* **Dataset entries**
══════════
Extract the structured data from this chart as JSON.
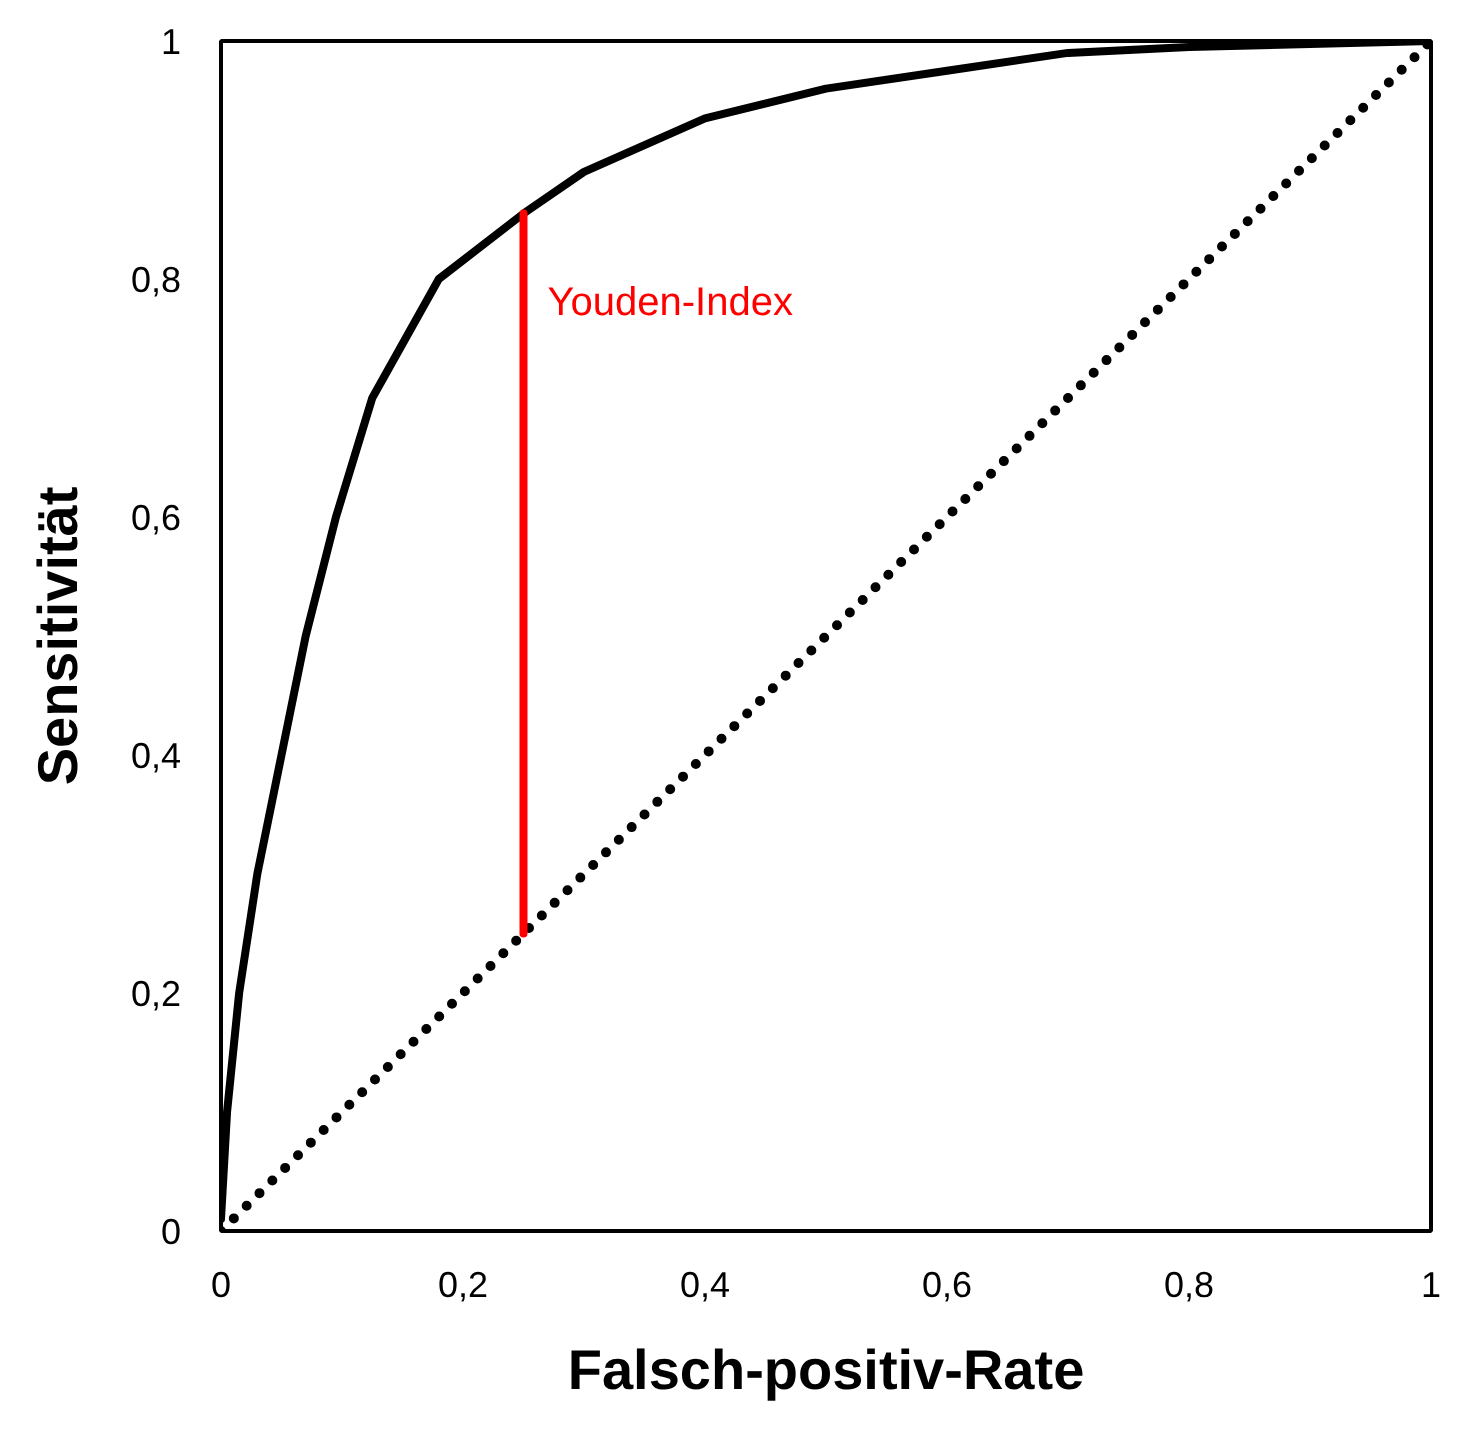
{
  "chart_data": {
    "type": "line",
    "xlabel": "Falsch-positiv-Rate",
    "ylabel": "Sensitivität",
    "xlim": [
      0,
      1
    ],
    "ylim": [
      0,
      1
    ],
    "xticks": [
      0,
      {
        "value": 0.2,
        "label": "0,2"
      },
      {
        "value": 0.4,
        "label": "0,4"
      },
      {
        "value": 0.6,
        "label": "0,6"
      },
      {
        "value": 0.8,
        "label": "0,8"
      },
      1
    ],
    "yticks": [
      0,
      {
        "value": 0.2,
        "label": "0,2"
      },
      {
        "value": 0.4,
        "label": "0,4"
      },
      {
        "value": 0.6,
        "label": "0,6"
      },
      {
        "value": 0.8,
        "label": "0,8"
      },
      1
    ],
    "grid": false,
    "marker": "none",
    "series": [
      {
        "color": "#000000",
        "line_style": "solid",
        "x": [
          0,
          0.005,
          0.015,
          0.03,
          0.05,
          0.07,
          0.095,
          0.125,
          0.18,
          0.25,
          0.3,
          0.4,
          0.5,
          0.6,
          0.7,
          0.8,
          1
        ],
        "values": [
          0.01,
          0.1,
          0.2,
          0.3,
          0.4,
          0.5,
          0.6,
          0.7,
          0.8,
          0.855,
          0.89,
          0.935,
          0.96,
          0.975,
          0.99,
          0.995,
          1
        ]
      },
      {
        "color": "#000000",
        "line_style": "dotted",
        "x": [
          0,
          1
        ],
        "values": [
          0,
          1
        ]
      },
      {
        "color": "#ff0000",
        "line_style": "solid",
        "x": [
          0.25,
          0.25
        ],
        "values": [
          0.25,
          0.855
        ]
      }
    ],
    "annotations": [
      {
        "text": "Youden-Index",
        "x": 0.25,
        "y": 0.78
      }
    ]
  }
}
══════════
* **WHAT YOU ARE ASKED TO DO**
Print the entries above exactly, taking out only the pictures.

* **SOLUTION**
Extract the structured data from this chart as JSON.
{
  "chart_data": {
    "type": "line",
    "xlabel": "Falsch-positiv-Rate",
    "ylabel": "Sensitivität",
    "xlim": [
      0,
      1
    ],
    "ylim": [
      0,
      1
    ],
    "xticks": [
      0,
      {
        "value": 0.2,
        "label": "0,2"
      },
      {
        "value": 0.4,
        "label": "0,4"
      },
      {
        "value": 0.6,
        "label": "0,6"
      },
      {
        "value": 0.8,
        "label": "0,8"
      },
      1
    ],
    "yticks": [
      0,
      {
        "value": 0.2,
        "label": "0,2"
      },
      {
        "value": 0.4,
        "label": "0,4"
      },
      {
        "value": 0.6,
        "label": "0,6"
      },
      {
        "value": 0.8,
        "label": "0,8"
      },
      1
    ],
    "grid": false,
    "marker": "none",
    "series": [
      {
        "color": "#000000",
        "line_style": "solid",
        "x": [
          0,
          0.005,
          0.015,
          0.03,
          0.05,
          0.07,
          0.095,
          0.125,
          0.18,
          0.25,
          0.3,
          0.4,
          0.5,
          0.6,
          0.7,
          0.8,
          1
        ],
        "values": [
          0.01,
          0.1,
          0.2,
          0.3,
          0.4,
          0.5,
          0.6,
          0.7,
          0.8,
          0.855,
          0.89,
          0.935,
          0.96,
          0.975,
          0.99,
          0.995,
          1
        ]
      },
      {
        "color": "#000000",
        "line_style": "dotted",
        "x": [
          0,
          1
        ],
        "values": [
          0,
          1
        ]
      },
      {
        "color": "#ff0000",
        "line_style": "solid",
        "x": [
          0.25,
          0.25
        ],
        "values": [
          0.25,
          0.855
        ]
      }
    ],
    "annotations": [
      {
        "text": "Youden-Index",
        "x": 0.25,
        "y": 0.78
      }
    ]
  }
}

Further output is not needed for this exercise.